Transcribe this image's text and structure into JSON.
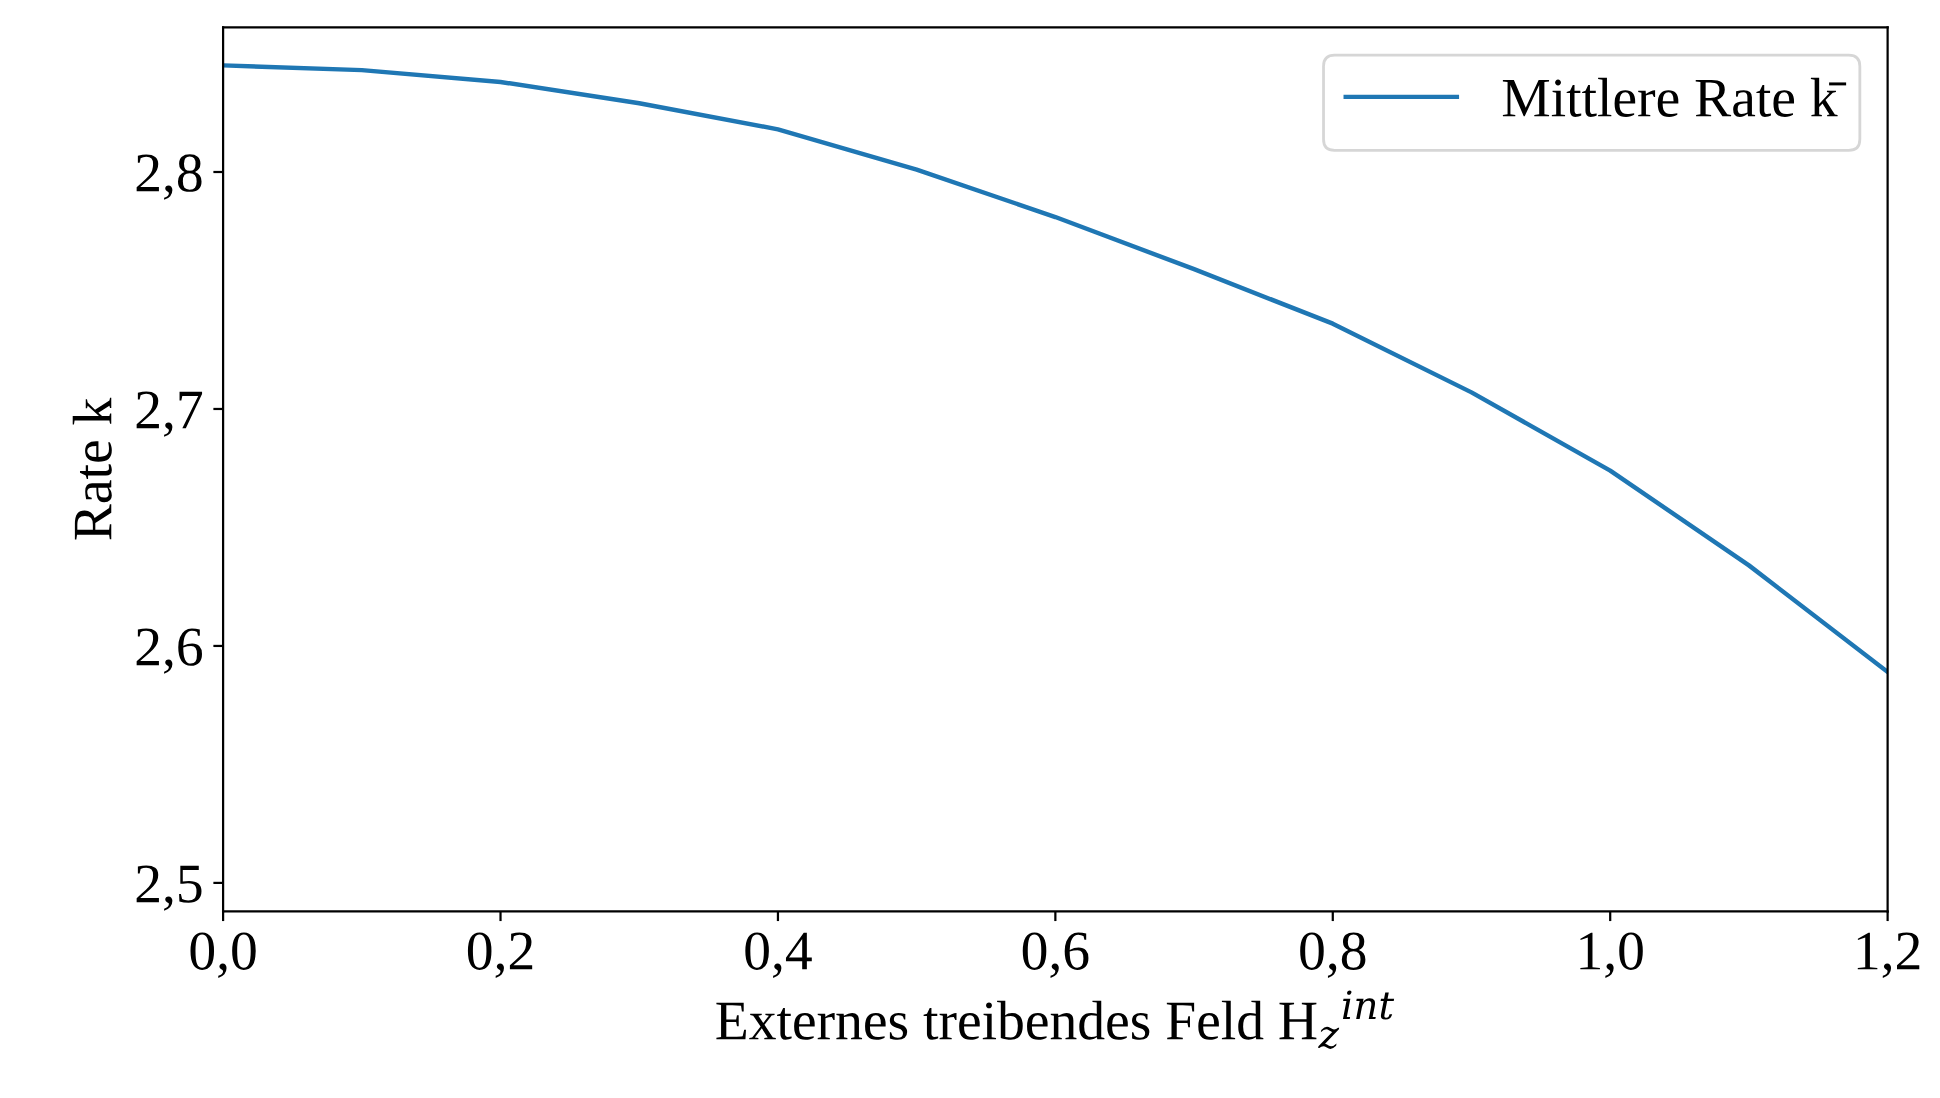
{
  "chart_data": {
    "type": "line",
    "xlabel": "Externes treibendes Feld H$_{z}$$^{int}$",
    "ylabel": "Rate k",
    "x": [
      0,
      0.1,
      0.2,
      0.3,
      0.4,
      0.5,
      0.6,
      0.7,
      0.8,
      0.9,
      1.0,
      1.1,
      1.2
    ],
    "series": [
      {
        "name": "Mittlere Rate k̄",
        "color": "#1f77b4",
        "values": [
          2.845,
          2.843,
          2.838,
          2.829,
          2.818,
          2.801,
          2.781,
          2.759,
          2.736,
          2.707,
          2.674,
          2.634,
          2.589
        ]
      }
    ],
    "xlim": [
      0,
      1.2
    ],
    "xticks": [
      {
        "value": 0,
        "label": "0,0"
      },
      {
        "value": 0.2,
        "label": "0,2"
      },
      {
        "value": 0.4,
        "label": "0,4"
      },
      {
        "value": 0.6,
        "label": "0,6"
      },
      {
        "value": 0.8,
        "label": "0,8"
      },
      {
        "value": 1.0,
        "label": "1,0"
      },
      {
        "value": 1.2,
        "label": "1,2"
      }
    ],
    "ylim": [
      2.488,
      2.861
    ],
    "yticks": [
      {
        "value": 2.5,
        "label": "2,5"
      },
      {
        "value": 2.6,
        "label": "2,6"
      },
      {
        "value": 2.7,
        "label": "2,7"
      },
      {
        "value": 2.8,
        "label": "2,8"
      }
    ],
    "legend": "top right",
    "grid": false,
    "marker": "none",
    "line_style": "solid"
  }
}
--------------------------------
* [Your task]: Without the pictures, restate each entry exactly.

* [Result of this task]:
Transcribe this image's text and structure into JSON.
{
  "chart_data": {
    "type": "line",
    "xlabel": "Externes treibendes Feld H$_{z}$$^{int}$",
    "ylabel": "Rate k",
    "x": [
      0,
      0.1,
      0.2,
      0.3,
      0.4,
      0.5,
      0.6,
      0.7,
      0.8,
      0.9,
      1.0,
      1.1,
      1.2
    ],
    "series": [
      {
        "name": "Mittlere Rate k̄",
        "color": "#1f77b4",
        "values": [
          2.845,
          2.843,
          2.838,
          2.829,
          2.818,
          2.801,
          2.781,
          2.759,
          2.736,
          2.707,
          2.674,
          2.634,
          2.589
        ]
      }
    ],
    "xlim": [
      0,
      1.2
    ],
    "xticks": [
      {
        "value": 0,
        "label": "0,0"
      },
      {
        "value": 0.2,
        "label": "0,2"
      },
      {
        "value": 0.4,
        "label": "0,4"
      },
      {
        "value": 0.6,
        "label": "0,6"
      },
      {
        "value": 0.8,
        "label": "0,8"
      },
      {
        "value": 1.0,
        "label": "1,0"
      },
      {
        "value": 1.2,
        "label": "1,2"
      }
    ],
    "ylim": [
      2.488,
      2.861
    ],
    "yticks": [
      {
        "value": 2.5,
        "label": "2,5"
      },
      {
        "value": 2.6,
        "label": "2,6"
      },
      {
        "value": 2.7,
        "label": "2,7"
      },
      {
        "value": 2.8,
        "label": "2,8"
      }
    ],
    "legend": "top right",
    "grid": false,
    "marker": "none",
    "line_style": "solid"
  }
}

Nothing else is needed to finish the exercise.